* [PROBLEM TO WORK ON]
Find "Convert this document image to plain text." in the material below, then copy that line and every subsequent line to the end, exactly.

* [Extracted data entries]
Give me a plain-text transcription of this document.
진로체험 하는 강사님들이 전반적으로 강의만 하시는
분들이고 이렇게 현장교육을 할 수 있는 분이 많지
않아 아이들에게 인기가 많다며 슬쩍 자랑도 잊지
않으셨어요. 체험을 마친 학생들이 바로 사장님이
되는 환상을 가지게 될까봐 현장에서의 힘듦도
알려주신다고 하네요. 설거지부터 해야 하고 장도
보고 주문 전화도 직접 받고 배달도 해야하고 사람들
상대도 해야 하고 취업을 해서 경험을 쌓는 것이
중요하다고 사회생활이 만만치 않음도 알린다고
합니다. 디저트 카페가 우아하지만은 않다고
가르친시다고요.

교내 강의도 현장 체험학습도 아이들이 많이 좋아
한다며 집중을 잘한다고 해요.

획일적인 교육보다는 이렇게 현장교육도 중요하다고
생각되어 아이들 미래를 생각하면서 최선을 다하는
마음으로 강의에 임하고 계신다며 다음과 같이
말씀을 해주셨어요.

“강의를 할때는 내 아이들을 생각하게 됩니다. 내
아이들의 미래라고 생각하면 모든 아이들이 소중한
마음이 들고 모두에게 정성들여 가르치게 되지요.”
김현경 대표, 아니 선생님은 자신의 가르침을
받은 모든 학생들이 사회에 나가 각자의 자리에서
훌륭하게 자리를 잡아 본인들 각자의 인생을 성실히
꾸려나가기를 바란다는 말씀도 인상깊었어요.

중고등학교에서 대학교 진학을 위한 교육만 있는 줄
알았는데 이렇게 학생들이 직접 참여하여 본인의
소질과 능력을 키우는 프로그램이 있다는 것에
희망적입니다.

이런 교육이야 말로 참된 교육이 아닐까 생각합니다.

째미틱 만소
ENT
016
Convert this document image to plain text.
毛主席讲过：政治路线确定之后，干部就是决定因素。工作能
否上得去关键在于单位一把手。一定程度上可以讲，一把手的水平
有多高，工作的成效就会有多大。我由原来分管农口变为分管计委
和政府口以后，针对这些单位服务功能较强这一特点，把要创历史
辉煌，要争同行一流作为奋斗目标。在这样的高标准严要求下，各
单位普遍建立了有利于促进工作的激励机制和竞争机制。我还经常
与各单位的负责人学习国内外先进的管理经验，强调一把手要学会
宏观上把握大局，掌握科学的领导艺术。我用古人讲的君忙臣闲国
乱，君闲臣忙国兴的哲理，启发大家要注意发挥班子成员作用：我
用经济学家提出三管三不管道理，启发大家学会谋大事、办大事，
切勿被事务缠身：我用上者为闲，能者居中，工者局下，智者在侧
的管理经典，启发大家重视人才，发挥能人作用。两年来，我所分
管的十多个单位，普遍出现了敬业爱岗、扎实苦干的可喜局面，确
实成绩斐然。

* [EXERCISE ANSWER]
Convert this document image to plain text.
毛主席讲过：政治路线确定之后，干部就是决定因素。工作能
否上得去关键在于单位一把手。一定程度上可以讲，一把手的水平
有多高，工作的成效就会有多大。我由原来分管农口变为分管计委
和政府口以后，针对这些单位服务功能较强这一特点，把要创历史
辉煌，要争同行一流作为奋斗目标。在这样的高标准严要求下，各
单位普遍建立了有利于促进工作的激励机制和竞争机制。我还经常
与各单位的负责人学习国内外先进的管理经验，强调一把手要学会
宏观上把握大局，掌握科学的领导艺术。我用古人讲的君忙臣闲国
乱，君闲臣忙国兴的哲理，启发大家要注意发挥班子成员作用：我
用经济学家提出三管三不管道理，启发大家学会谋大事、办大事，
切勿被事务缠身：我用上者为闲，能者居中，工者局下，智者在侧
的管理经典，启发大家重视人才，发挥能人作用。两年来，我所分
管的十多个单位，普遍出现了敬业爱岗、扎实苦干的可喜局面，确
实成绩斐然。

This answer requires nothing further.